_EXERCISE AIM:_ Repeat each entry exactly and drop the pictures.

Data records:
□ □ □ □ □

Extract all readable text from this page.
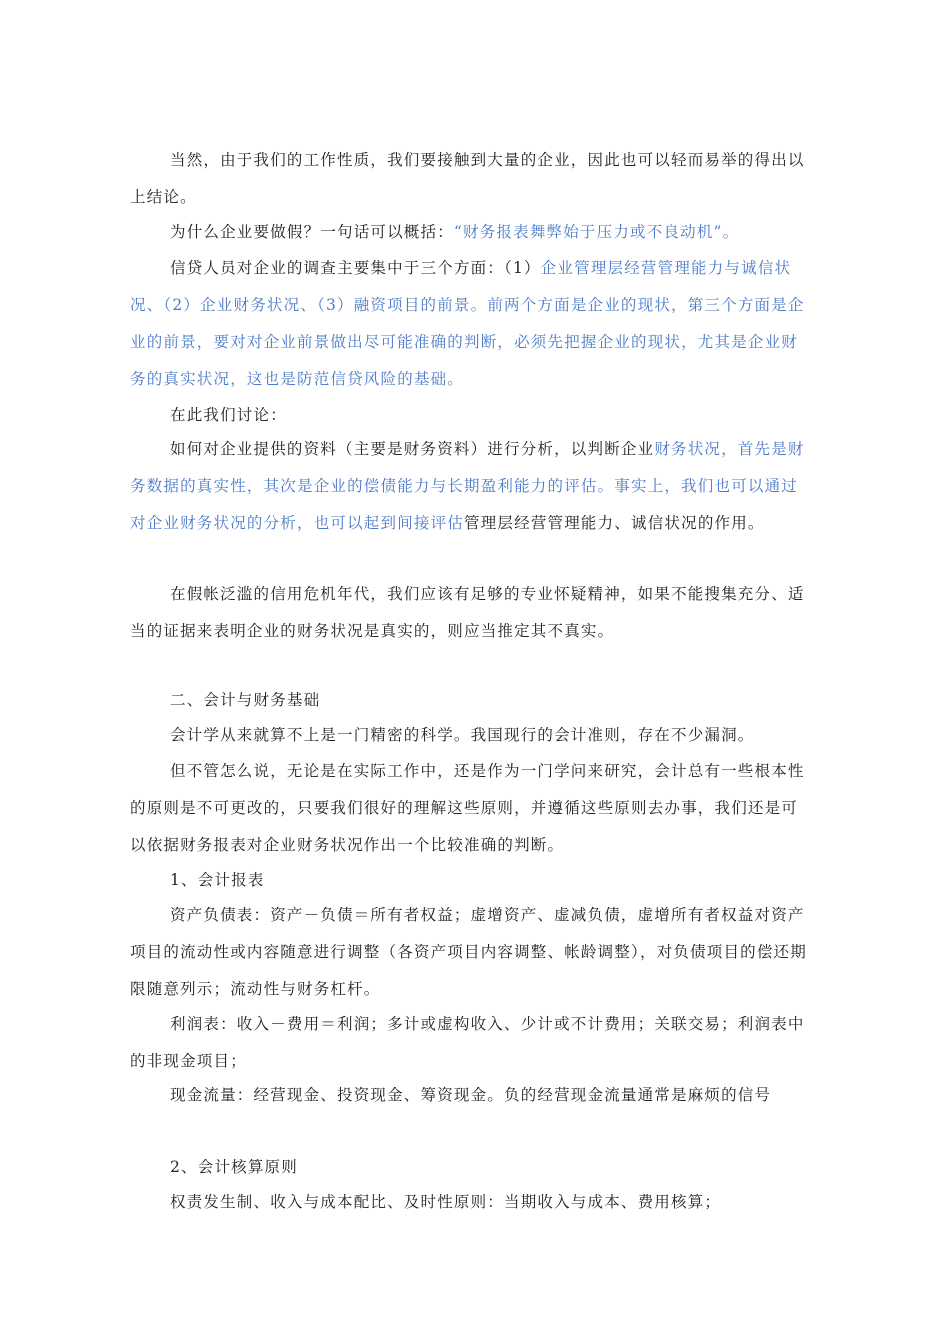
当然，由于我们的工作性质，我们要接触到大量的企业，因此也可以轻而易举的得出以上结论。

为什么企业要做假？一句话可以概括：“财务报表舞弊始于压力或不良动机”。

信贷人员对企业的调查主要集中于三个方面：（1）企业管理层经营管理能力与诚信状况、（2）企业财务状况、（3）融资项目的前景。前两个方面是企业的现状，第三个方面是企业的前景，要对对企业前景做出尽可能准确的判断，必须先把握企业的现状，尤其是企业财务的真实状况，这也是防范信贷风险的基础。

在此我们讨论：

如何对企业提供的资料（主要是财务资料）进行分析，以判断企业财务状况，首先是财务数据的真实性，其次是企业的偿债能力与长期盈利能力的评估。事实上，我们也可以通过对企业财务状况的分析，也可以起到间接评估管理层经营管理能力、诚信状况的作用。

在假帐泛滥的信用危机年代，我们应该有足够的专业怀疑精神，如果不能搜集充分、适当的证据来表明企业的财务状况是真实的，则应当推定其不真实。

二、会计与财务基础

会计学从来就算不上是一门精密的科学。我国现行的会计准则，存在不少漏洞。

但不管怎么说，无论是在实际工作中，还是作为一门学问来研究，会计总有一些根本性的原则是不可更改的，只要我们很好的理解这些原则，并遵循这些原则去办事，我们还是可以依据财务报表对企业财务状况作出一个比较准确的判断。

1、会计报表

资产负债表：资产－负债＝所有者权益；虚增资产、虚减负债，虚增所有者权益对资产项目的流动性或内容随意进行调整（各资产项目内容调整、帐龄调整），对负债项目的偿还期限随意列示；流动性与财务杠杆。

利润表：收入－费用＝利润；多计或虚构收入、少计或不计费用；关联交易；利润表中的非现金项目；

现金流量：经营现金、投资现金、筹资现金。负的经营现金流量通常是麻烦的信号

2、会计核算原则

权责发生制、收入与成本配比、及时性原则：当期收入与成本、费用核算；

□ □ □ □ □

_COMPLETED TASK:_
Extract all readable text from this page.
当然，由于我们的工作性质，我们要接触到大量的企业，因此也可以轻而易举的得出以上结论。

为什么企业要做假？一句话可以概括：“财务报表舞弊始于压力或不良动机”。

信贷人员对企业的调查主要集中于三个方面：（1）企业管理层经营管理能力与诚信状况、（2）企业财务状况、（3）融资项目的前景。前两个方面是企业的现状，第三个方面是企业的前景，要对对企业前景做出尽可能准确的判断，必须先把握企业的现状，尤其是企业财务的真实状况，这也是防范信贷风险的基础。

在此我们讨论：

如何对企业提供的资料（主要是财务资料）进行分析，以判断企业财务状况，首先是财务数据的真实性，其次是企业的偿债能力与长期盈利能力的评估。事实上，我们也可以通过对企业财务状况的分析，也可以起到间接评估管理层经营管理能力、诚信状况的作用。

在假帐泛滥的信用危机年代，我们应该有足够的专业怀疑精神，如果不能搜集充分、适当的证据来表明企业的财务状况是真实的，则应当推定其不真实。

二、会计与财务基础

会计学从来就算不上是一门精密的科学。我国现行的会计准则，存在不少漏洞。

但不管怎么说，无论是在实际工作中，还是作为一门学问来研究，会计总有一些根本性的原则是不可更改的，只要我们很好的理解这些原则，并遵循这些原则去办事，我们还是可以依据财务报表对企业财务状况作出一个比较准确的判断。

1、会计报表

资产负债表：资产－负债＝所有者权益；虚增资产、虚减负债，虚增所有者权益对资产项目的流动性或内容随意进行调整（各资产项目内容调整、帐龄调整），对负债项目的偿还期限随意列示；流动性与财务杠杆。

利润表：收入－费用＝利润；多计或虚构收入、少计或不计费用；关联交易；利润表中的非现金项目；

现金流量：经营现金、投资现金、筹资现金。负的经营现金流量通常是麻烦的信号

2、会计核算原则

权责发生制、收入与成本配比、及时性原则：当期收入与成本、费用核算；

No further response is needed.